Instruction
Show every line that has the string "inodes" in it.

BEGIN Records for this exercise

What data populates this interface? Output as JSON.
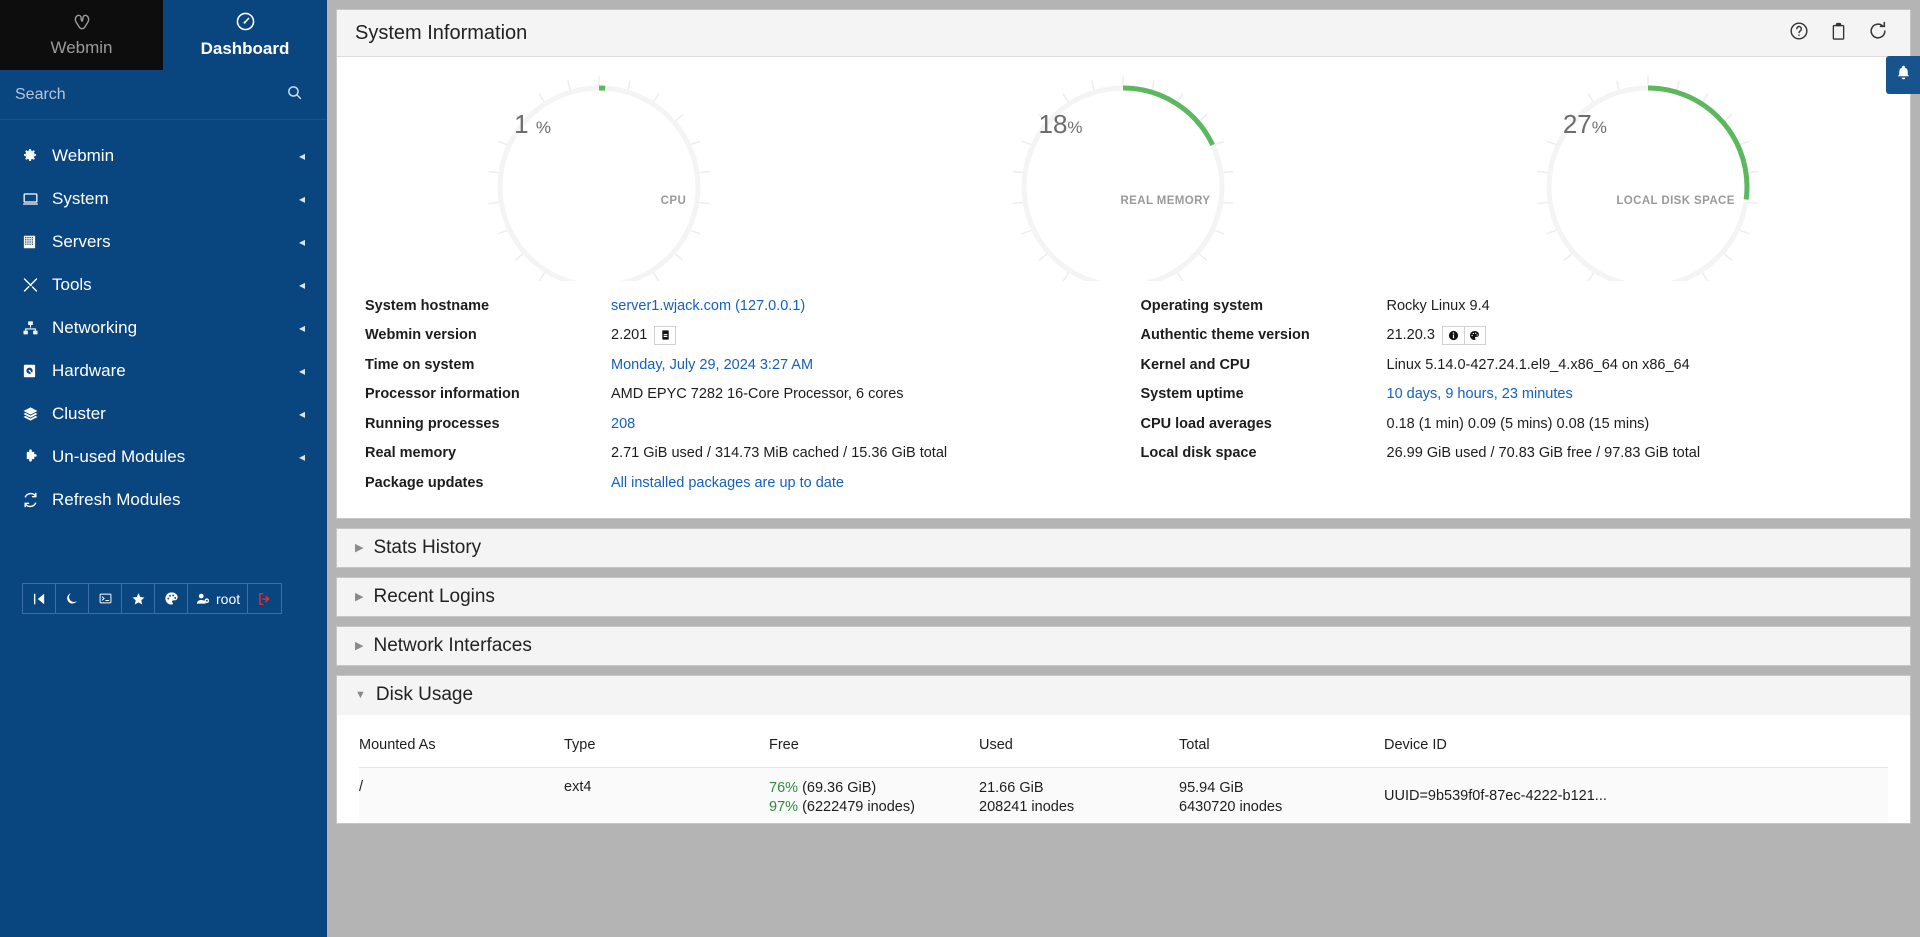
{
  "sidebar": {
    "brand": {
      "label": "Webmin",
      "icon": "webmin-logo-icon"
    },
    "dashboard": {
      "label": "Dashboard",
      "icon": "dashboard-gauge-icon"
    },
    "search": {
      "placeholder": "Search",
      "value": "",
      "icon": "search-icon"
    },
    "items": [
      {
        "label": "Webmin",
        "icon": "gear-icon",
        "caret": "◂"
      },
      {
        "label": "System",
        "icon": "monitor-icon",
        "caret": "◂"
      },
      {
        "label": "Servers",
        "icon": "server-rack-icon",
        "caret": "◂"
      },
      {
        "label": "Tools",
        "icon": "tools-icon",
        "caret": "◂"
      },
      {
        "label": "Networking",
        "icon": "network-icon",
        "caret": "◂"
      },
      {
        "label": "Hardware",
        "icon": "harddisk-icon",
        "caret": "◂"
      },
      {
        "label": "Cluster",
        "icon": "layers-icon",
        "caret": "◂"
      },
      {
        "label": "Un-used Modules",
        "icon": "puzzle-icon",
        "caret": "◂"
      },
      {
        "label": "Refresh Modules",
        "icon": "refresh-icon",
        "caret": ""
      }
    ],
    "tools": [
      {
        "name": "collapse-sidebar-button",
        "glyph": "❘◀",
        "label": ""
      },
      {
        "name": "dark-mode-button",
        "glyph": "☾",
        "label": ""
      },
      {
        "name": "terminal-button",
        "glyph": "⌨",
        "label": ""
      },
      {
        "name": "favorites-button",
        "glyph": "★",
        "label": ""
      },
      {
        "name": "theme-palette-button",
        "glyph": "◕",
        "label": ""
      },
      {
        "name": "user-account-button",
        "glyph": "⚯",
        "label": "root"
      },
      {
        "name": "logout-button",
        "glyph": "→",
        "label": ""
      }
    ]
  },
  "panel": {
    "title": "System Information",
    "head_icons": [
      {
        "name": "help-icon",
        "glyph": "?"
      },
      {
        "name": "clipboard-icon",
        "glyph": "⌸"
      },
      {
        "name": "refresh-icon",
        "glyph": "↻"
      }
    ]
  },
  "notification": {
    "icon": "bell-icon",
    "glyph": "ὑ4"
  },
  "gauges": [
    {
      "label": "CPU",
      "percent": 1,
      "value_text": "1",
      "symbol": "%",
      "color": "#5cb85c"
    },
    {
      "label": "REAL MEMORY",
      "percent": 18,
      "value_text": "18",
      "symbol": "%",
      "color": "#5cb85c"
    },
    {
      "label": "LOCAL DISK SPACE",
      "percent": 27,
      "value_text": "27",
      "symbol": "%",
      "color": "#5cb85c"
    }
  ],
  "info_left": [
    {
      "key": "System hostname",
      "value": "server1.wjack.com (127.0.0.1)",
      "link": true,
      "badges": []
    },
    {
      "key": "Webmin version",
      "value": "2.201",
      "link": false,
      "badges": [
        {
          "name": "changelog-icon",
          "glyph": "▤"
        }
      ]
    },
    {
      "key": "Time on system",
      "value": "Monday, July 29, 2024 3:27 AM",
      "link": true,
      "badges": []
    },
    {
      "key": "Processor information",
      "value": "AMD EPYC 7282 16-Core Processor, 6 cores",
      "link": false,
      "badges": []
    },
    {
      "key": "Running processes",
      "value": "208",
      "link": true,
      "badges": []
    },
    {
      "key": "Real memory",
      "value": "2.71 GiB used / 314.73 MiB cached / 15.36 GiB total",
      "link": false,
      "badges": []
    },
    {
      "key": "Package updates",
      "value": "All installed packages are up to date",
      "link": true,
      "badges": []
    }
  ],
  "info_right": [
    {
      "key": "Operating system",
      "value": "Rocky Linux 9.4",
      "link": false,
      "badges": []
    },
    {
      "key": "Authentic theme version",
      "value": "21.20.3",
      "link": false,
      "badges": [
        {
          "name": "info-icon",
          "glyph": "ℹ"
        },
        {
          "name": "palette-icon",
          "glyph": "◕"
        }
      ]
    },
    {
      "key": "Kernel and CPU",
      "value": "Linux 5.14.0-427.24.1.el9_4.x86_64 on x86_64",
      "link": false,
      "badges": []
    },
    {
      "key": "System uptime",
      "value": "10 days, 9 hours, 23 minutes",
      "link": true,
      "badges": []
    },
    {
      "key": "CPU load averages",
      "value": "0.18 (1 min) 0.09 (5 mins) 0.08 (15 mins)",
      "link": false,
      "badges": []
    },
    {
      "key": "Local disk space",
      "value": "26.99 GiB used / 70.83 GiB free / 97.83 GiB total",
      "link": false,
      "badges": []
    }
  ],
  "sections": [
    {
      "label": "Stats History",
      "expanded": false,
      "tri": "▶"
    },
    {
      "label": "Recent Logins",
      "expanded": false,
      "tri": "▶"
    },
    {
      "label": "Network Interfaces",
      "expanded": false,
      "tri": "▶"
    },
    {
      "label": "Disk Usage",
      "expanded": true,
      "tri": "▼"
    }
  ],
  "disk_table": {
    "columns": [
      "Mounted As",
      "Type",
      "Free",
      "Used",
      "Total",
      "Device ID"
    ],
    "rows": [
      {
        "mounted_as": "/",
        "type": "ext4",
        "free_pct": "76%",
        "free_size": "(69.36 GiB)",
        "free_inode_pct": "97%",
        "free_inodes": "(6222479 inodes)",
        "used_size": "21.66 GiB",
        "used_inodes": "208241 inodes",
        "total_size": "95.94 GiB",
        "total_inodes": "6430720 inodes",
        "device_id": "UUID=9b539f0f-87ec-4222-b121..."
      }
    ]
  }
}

END Records for this exercise

Solution to the exercise
        "free_inodes": "(6222479 inodes)",
        "used_inodes": "208241 inodes",
        "total_inodes": "6430720 inodes",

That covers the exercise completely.